**Exercise description:** Pull out every line of the listing below where "Output" appears.

**Extracted records:**
* begin *

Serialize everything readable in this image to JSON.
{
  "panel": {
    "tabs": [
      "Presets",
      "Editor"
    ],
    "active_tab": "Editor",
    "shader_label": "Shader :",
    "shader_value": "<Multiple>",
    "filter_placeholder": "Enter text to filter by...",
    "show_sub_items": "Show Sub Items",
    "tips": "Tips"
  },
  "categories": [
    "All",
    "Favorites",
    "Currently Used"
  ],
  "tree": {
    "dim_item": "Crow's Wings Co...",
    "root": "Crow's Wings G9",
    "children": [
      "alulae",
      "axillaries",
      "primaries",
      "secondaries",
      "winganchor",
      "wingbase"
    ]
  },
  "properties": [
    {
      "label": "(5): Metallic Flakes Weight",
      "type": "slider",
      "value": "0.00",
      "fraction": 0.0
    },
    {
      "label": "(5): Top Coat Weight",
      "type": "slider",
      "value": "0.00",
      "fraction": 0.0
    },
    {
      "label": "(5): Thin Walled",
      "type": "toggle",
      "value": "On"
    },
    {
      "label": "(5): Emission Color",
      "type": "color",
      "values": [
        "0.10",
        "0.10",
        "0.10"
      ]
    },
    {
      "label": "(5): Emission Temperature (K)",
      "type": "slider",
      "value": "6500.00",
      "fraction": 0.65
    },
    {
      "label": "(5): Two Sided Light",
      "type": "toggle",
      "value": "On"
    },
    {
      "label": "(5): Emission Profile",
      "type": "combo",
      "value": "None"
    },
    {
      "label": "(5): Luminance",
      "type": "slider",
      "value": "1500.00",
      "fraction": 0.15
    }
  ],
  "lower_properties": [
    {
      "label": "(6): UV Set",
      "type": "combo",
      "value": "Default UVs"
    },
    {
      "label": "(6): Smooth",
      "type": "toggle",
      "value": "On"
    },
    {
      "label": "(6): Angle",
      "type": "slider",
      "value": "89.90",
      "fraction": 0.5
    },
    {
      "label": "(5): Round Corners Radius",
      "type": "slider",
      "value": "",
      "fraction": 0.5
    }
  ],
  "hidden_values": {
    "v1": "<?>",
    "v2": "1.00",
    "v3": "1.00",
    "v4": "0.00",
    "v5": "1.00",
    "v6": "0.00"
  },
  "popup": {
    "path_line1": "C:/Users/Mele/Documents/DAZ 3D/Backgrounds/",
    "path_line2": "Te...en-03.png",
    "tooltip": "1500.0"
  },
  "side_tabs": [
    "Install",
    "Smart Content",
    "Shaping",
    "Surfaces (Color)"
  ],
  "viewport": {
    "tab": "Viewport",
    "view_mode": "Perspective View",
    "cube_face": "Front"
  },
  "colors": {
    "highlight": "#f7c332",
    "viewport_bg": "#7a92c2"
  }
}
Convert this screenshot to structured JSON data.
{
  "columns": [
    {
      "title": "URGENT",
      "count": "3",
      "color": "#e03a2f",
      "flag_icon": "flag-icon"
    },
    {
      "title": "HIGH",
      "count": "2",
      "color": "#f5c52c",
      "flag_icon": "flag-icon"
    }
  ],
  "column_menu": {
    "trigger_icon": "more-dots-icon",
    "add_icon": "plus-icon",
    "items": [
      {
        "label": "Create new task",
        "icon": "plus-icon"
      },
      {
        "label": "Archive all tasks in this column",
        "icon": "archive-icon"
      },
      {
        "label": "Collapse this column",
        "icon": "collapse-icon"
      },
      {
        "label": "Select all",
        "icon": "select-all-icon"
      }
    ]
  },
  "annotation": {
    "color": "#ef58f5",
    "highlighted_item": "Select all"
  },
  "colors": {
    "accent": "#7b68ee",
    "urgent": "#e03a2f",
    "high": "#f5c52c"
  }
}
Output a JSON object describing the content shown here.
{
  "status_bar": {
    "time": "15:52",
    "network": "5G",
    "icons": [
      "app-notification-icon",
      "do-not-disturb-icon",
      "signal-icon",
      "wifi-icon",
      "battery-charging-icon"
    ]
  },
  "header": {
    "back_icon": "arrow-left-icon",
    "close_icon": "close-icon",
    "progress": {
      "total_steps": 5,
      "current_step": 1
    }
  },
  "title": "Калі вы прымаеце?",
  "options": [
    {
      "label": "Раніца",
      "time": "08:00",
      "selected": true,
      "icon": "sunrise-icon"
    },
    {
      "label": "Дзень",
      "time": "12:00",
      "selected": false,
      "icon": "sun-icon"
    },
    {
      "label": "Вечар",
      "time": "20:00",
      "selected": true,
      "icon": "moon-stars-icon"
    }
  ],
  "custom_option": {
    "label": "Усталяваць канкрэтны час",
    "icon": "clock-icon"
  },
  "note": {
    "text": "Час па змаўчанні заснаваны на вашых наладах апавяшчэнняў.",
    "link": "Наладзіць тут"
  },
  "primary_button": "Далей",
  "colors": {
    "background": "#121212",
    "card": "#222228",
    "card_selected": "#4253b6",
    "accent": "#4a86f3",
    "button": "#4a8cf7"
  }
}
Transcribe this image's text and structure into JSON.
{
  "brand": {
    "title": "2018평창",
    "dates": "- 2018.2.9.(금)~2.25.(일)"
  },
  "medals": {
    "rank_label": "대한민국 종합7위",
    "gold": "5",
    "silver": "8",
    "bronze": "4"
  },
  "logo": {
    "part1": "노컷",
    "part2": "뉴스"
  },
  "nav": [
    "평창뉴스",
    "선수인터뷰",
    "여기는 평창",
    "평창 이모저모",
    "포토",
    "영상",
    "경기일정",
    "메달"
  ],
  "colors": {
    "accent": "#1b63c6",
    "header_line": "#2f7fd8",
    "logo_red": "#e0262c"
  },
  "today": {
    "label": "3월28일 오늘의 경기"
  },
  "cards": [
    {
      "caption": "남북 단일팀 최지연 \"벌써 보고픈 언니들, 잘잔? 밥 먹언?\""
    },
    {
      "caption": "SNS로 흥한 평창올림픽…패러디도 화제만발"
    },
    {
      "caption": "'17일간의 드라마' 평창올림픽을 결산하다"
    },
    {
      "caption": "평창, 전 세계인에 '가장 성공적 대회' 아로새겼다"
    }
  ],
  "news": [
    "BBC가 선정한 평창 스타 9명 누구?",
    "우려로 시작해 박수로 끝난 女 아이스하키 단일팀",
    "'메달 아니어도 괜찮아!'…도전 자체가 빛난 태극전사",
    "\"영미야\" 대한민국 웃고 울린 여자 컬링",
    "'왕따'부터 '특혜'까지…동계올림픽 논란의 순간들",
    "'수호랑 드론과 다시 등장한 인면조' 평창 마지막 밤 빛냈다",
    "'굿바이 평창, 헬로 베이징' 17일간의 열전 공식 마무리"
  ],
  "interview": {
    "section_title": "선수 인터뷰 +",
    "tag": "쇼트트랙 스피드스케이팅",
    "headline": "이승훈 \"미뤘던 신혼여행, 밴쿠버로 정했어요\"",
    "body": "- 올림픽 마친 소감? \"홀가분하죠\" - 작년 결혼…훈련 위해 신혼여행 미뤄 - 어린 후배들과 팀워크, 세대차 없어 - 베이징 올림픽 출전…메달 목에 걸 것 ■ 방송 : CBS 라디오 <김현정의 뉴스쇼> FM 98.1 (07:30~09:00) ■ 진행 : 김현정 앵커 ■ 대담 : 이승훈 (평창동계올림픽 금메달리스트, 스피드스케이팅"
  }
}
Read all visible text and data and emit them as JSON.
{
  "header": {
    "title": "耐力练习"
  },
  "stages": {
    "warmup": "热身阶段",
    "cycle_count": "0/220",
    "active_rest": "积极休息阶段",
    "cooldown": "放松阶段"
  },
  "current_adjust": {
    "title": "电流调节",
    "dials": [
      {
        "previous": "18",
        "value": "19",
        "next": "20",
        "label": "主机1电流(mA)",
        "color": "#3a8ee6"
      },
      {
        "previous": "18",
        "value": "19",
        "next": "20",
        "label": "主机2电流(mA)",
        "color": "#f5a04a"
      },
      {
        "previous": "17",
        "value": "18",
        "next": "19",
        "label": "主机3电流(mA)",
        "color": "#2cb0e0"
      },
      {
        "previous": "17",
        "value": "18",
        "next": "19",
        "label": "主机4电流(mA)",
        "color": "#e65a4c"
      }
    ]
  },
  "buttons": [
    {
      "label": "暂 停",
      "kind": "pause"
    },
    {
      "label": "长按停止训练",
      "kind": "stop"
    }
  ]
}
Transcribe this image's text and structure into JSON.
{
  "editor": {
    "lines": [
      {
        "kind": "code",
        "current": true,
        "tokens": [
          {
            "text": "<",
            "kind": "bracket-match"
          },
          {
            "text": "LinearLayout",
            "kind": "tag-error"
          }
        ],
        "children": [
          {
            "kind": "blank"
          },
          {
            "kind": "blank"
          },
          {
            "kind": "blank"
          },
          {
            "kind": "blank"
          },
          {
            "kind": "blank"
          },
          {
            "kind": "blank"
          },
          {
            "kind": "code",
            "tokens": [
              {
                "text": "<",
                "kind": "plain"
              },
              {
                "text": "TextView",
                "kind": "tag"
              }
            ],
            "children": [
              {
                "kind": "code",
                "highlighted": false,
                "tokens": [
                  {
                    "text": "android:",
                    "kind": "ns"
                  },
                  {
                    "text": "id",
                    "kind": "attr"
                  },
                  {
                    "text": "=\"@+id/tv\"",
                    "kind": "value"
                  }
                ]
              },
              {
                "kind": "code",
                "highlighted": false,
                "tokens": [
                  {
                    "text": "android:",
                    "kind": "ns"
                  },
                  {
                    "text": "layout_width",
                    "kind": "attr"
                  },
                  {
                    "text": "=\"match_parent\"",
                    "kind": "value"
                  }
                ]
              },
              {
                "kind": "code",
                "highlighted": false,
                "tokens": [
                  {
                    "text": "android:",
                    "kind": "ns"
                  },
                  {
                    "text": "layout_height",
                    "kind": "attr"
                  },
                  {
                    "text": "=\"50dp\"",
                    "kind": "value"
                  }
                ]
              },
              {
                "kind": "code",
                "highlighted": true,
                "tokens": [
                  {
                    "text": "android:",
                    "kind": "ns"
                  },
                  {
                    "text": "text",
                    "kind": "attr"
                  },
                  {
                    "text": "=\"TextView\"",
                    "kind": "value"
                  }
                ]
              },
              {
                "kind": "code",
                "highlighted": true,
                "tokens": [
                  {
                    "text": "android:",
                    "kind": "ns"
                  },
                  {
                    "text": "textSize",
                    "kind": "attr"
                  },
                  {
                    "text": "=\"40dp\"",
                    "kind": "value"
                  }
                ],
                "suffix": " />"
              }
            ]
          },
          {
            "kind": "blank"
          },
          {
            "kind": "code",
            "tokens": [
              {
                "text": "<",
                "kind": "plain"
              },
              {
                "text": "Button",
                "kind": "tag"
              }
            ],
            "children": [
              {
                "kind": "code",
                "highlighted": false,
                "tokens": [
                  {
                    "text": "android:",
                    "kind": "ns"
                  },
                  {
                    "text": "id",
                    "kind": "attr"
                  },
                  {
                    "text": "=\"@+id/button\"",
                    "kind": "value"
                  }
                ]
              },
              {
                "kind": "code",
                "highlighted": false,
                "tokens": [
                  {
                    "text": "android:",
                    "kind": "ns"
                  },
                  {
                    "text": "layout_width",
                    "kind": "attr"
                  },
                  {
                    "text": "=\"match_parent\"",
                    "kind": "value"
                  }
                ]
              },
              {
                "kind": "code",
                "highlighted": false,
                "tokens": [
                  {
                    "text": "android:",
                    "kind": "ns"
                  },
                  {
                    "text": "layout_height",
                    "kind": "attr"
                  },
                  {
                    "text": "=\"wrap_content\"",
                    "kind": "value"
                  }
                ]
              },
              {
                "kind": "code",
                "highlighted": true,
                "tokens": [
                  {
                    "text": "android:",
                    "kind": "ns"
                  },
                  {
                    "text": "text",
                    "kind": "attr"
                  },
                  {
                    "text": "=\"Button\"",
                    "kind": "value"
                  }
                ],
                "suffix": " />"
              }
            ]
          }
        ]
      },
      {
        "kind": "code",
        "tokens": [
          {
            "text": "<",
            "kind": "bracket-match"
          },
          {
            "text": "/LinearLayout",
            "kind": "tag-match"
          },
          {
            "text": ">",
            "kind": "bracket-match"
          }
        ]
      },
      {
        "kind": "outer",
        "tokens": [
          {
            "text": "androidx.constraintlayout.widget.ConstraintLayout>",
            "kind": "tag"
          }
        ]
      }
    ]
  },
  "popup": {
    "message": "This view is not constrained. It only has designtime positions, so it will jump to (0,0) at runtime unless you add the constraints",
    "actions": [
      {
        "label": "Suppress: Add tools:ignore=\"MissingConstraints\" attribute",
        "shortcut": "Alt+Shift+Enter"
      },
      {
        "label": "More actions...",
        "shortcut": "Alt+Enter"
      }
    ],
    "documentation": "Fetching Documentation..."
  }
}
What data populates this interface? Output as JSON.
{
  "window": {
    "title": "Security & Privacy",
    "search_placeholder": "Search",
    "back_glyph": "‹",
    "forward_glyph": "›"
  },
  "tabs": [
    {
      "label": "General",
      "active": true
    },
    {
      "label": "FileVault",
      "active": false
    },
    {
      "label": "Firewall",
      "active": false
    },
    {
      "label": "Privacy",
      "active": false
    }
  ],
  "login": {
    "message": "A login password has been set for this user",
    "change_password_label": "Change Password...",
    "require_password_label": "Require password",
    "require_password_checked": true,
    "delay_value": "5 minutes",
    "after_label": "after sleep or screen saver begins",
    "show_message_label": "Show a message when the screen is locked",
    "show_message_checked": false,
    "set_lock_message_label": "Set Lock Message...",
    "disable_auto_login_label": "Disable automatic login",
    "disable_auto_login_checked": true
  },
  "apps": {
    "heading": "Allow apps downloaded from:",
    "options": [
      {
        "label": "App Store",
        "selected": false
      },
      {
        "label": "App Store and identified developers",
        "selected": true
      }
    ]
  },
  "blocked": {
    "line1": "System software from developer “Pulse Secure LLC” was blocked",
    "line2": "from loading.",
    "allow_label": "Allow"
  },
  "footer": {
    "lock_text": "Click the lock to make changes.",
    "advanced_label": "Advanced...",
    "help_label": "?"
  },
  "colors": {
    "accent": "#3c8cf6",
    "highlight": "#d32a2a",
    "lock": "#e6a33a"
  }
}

* end *

**Answer:**
Output a JSON object describing the content shown here.
What data populates this interface? Output as JSON.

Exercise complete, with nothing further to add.